[DATA ROWS start]

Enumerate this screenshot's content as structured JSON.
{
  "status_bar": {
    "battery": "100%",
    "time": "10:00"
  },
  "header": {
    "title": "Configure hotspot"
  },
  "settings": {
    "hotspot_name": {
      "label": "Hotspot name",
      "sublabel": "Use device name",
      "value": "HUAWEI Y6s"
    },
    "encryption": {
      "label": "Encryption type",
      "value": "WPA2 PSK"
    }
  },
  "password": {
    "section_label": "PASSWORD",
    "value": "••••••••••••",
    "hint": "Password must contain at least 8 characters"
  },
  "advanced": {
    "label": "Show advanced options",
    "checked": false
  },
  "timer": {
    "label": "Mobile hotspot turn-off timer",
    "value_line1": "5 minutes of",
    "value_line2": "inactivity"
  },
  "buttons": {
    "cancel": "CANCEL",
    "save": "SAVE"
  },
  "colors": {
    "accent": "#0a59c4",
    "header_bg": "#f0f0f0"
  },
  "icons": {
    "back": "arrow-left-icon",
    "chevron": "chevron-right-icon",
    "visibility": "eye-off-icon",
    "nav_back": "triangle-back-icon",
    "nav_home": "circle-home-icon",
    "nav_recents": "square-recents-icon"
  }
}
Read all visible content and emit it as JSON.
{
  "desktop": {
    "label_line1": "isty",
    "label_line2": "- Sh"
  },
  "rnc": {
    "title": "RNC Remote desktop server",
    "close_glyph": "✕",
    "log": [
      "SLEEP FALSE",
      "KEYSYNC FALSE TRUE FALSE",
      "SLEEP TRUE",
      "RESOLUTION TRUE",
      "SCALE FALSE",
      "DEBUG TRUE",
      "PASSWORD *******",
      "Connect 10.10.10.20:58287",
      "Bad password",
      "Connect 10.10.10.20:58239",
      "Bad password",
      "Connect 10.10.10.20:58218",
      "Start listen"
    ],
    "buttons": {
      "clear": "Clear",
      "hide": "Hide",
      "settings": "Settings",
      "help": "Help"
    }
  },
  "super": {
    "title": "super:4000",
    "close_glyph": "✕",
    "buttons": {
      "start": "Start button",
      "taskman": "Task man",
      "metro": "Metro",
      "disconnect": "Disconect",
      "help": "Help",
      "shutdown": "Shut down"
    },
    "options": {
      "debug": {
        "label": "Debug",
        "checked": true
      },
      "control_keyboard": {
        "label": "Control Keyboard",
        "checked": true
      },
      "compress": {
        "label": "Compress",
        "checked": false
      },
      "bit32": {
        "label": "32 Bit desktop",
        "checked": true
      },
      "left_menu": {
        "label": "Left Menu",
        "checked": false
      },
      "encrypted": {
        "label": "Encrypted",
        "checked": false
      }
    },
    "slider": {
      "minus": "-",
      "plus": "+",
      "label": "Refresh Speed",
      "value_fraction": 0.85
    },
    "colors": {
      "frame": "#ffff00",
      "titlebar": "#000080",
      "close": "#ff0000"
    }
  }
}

[DATA ROWS end]

▸ **GIVEN PROBLEM**:
Show each line holding the word "timer".

▸ **ANSWER TO THE PROBLEM**:
  "timer": {
    "label": "Mobile hotspot turn-off timer",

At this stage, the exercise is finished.